(Stated exercise) Collect the lines of the entries where "this" shows up.

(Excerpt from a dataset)
======

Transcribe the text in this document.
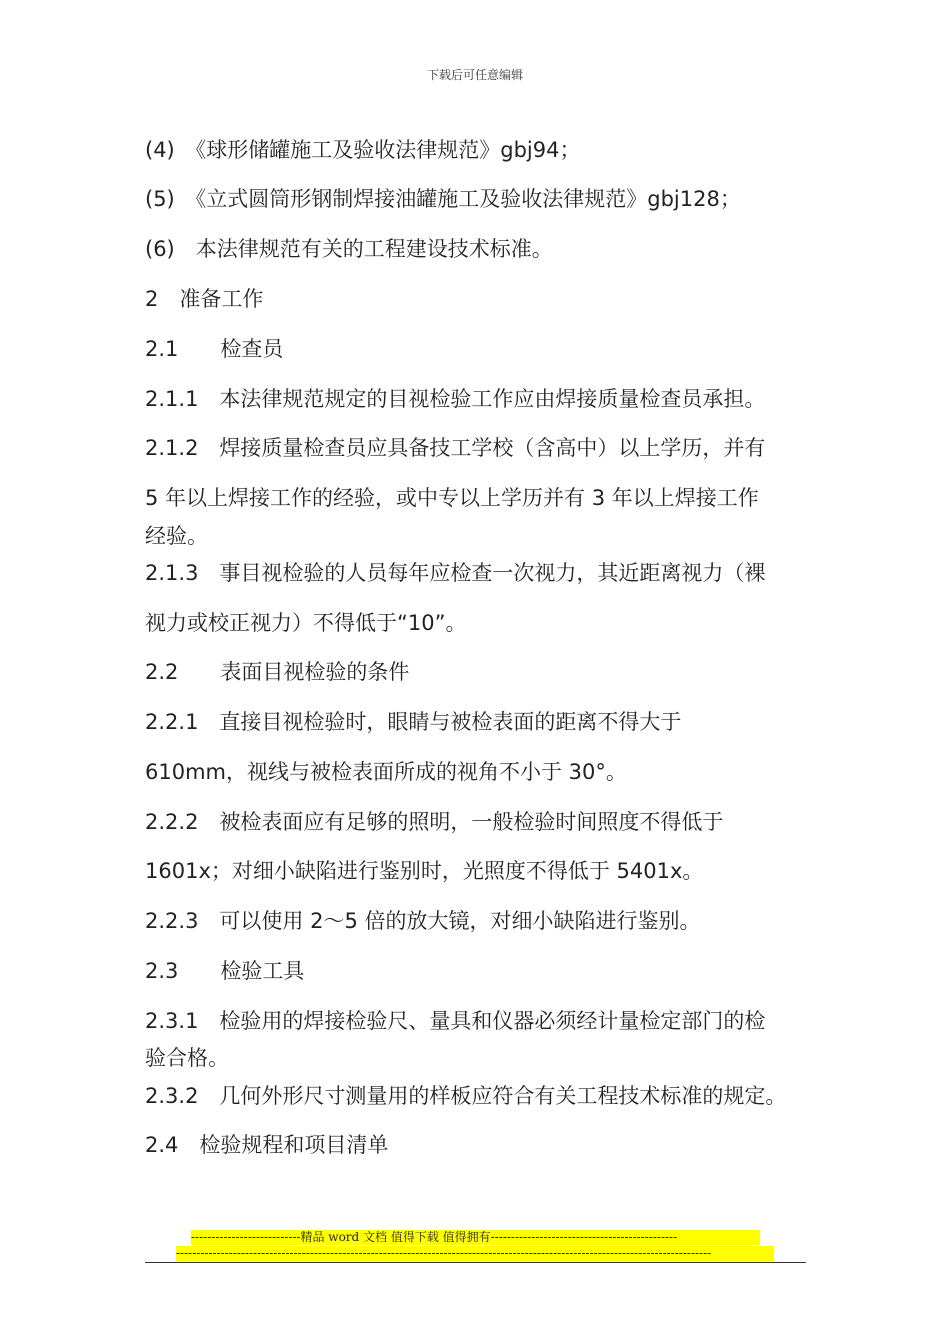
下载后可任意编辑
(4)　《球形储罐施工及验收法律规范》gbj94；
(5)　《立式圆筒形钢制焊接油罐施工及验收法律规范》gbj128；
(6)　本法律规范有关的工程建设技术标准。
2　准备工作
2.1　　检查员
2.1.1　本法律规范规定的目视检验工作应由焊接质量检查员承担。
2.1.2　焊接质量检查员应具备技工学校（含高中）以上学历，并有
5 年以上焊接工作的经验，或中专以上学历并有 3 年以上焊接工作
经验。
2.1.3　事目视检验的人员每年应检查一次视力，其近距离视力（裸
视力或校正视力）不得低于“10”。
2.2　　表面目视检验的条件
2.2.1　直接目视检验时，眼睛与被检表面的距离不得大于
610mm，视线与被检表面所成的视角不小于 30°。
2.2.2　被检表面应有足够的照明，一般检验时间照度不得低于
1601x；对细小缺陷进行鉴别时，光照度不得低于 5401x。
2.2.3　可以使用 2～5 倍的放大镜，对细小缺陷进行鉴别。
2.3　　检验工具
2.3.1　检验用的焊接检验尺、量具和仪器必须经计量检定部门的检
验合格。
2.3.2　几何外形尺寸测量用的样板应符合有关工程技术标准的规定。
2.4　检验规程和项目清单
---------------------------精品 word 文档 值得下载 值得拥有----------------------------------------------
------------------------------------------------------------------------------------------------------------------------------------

======

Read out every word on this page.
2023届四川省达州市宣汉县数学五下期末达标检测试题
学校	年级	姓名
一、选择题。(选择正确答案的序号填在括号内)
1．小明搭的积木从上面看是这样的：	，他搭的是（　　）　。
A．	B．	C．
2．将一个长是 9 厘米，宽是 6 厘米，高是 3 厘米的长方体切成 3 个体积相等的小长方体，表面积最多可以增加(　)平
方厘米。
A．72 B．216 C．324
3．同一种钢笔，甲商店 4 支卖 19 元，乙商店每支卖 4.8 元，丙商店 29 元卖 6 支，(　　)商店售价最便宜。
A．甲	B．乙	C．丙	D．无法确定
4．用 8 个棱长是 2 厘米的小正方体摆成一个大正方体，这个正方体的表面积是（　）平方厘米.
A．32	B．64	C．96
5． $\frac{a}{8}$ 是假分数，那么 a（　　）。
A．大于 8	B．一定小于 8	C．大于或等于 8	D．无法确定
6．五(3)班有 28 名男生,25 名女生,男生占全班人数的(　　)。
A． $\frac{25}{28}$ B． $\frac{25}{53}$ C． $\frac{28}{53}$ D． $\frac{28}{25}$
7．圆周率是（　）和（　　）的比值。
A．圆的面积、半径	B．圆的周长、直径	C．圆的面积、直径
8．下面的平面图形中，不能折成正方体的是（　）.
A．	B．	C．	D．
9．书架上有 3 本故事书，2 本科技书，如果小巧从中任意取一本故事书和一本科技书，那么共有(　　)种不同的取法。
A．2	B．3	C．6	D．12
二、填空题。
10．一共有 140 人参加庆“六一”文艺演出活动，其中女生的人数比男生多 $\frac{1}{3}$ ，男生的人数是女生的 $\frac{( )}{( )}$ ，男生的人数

======

(Expected output)
Transcribe the text in this document.
Read out every word on this page.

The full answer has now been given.